Start of RECORDS PROVIDED

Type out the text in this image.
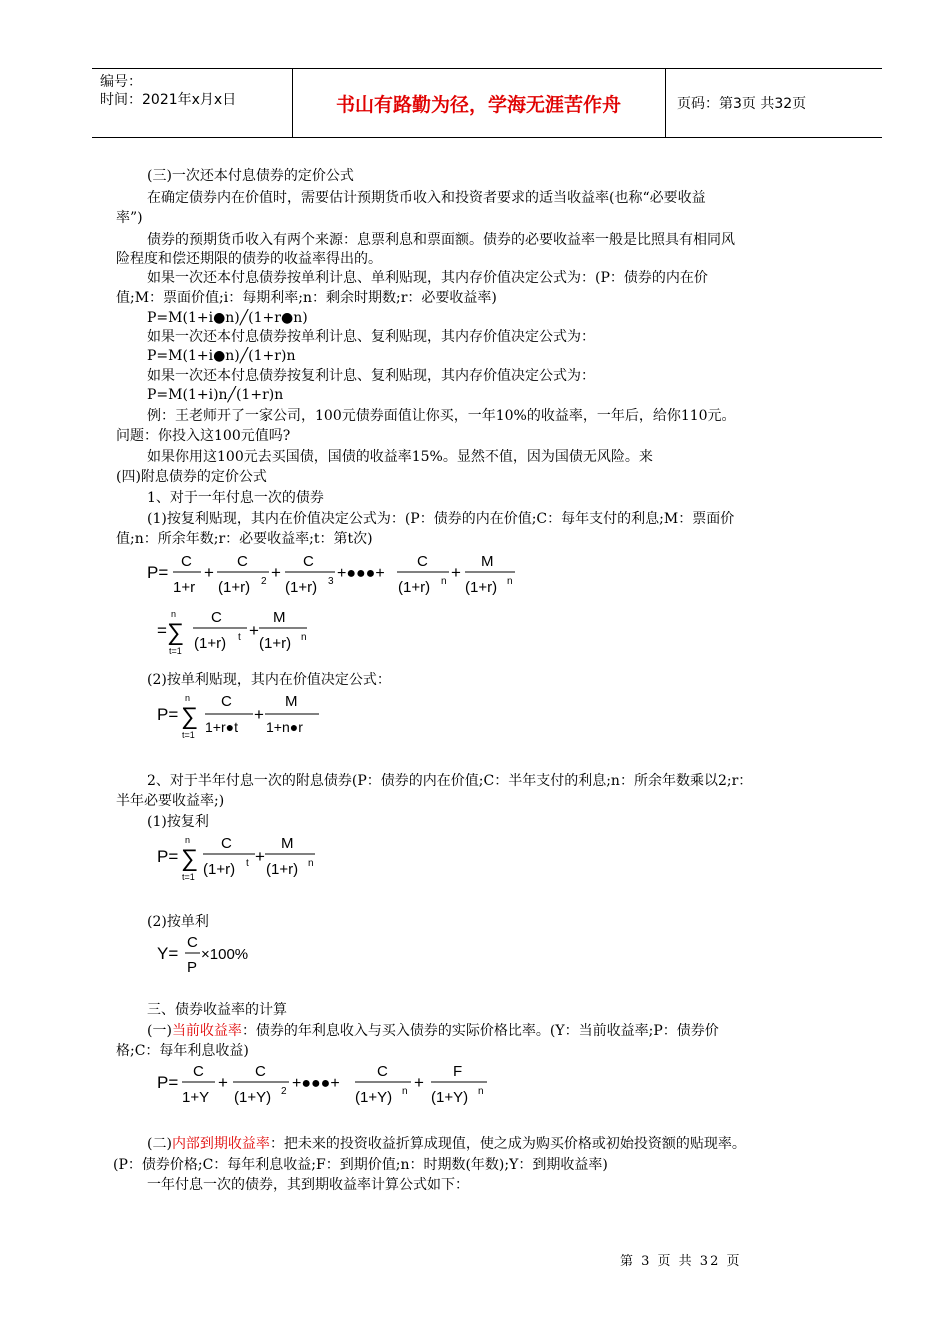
编号：
时间：2021年x月x日	书山有路勤为径，学海无涯苦作舟	页码：第3页 共32页
(三)一次还本付息债券的定价公式
在确定债券内在价值时，需要估计预期货币收入和投资者要求的适当收益率(也称“必要收益
率”)
债券的预期货币收入有两个来源：息票利息和票面额。债券的必要收益率一般是比照具有相同风
险程度和偿还期限的债券的收益率得出的。
如果一次还本付息债券按单利计息、单利贴现，其内存价值决定公式为：(P：债券的内在价
值;M：票面价值;i：每期利率;n：剩余时期数;r：必要收益率)
P=M(1+i●n)╱(1+r●n)
如果一次还本付息债券按单利计息、复利贴现，其内存价值决定公式为：
P=M(1+i●n)╱(1+r)n
如果一次还本付息债券按复利计息、复利贴现，其内存价值决定公式为：
P=M(1+i)n╱(1+r)n
例：王老师开了一家公司，100元债券面值让你买，一年10%的收益率，一年后，给你110元。
问题：你投入这100元值吗?
如果你用这100元去买国债，国债的收益率15%。显然不值，因为国债无风险。来
(四)附息债券的定价公式
1、对于一年付息一次的债券
(1)按复利贴现，其内在价值决定公式为：(P：债券的内在价值;C：每年支付的利息;M：票面价
值;n：所余年数;r：必要收益率;t：第t次)
P=
C
1+r
+
C
(1+r) 2 +
C
(1+r) 3 +●●●+
C
(1+r) n +
M
(1+r) n
=
n
∑
t=1
C
(1+r) t +
M
(1+r) n
(2)按单利贴现，其内在价值决定公式：
P=
n
∑
t=1
C
1+r●t
+
M
1+n●r
2、对于半年付息一次的附息债券(P：债券的内在价值;C：半年支付的利息;n：所余年数乘以2;r：
半年必要收益率;)
(1)按复利
P=
n
∑
t=1
C
(1+r) t +
M
(1+r) n
(2)按单利
Y=
C
P
×100%
三、债券收益率的计算
(一)当前收益率：债券的年利息收入与买入债券的实际价格比率。(Y：当前收益率;P：债券价
格;C：每年利息收益)
P=
C
1+Y
+
C
(1+Y) 2 +●●●+
C
(1+Y) n +
F
(1+Y) n
(二)内部到期收益率：把未来的投资收益折算成现值，使之成为购买价格或初始投资额的贴现率。
(P：债券价格;C：每年利息收益;F：到期价值;n：时期数(年数);Y：到期收益率)
一年付息一次的债券，其到期收益率计算公式如下：
第 3 页 共 32 页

End of RECORDS PROVIDED

WORK TO BE COMPLETED: Say the number of lines in the listing that hold "其内存价值决定公式为", with no added words.

EXERCISE OUTPUT: 3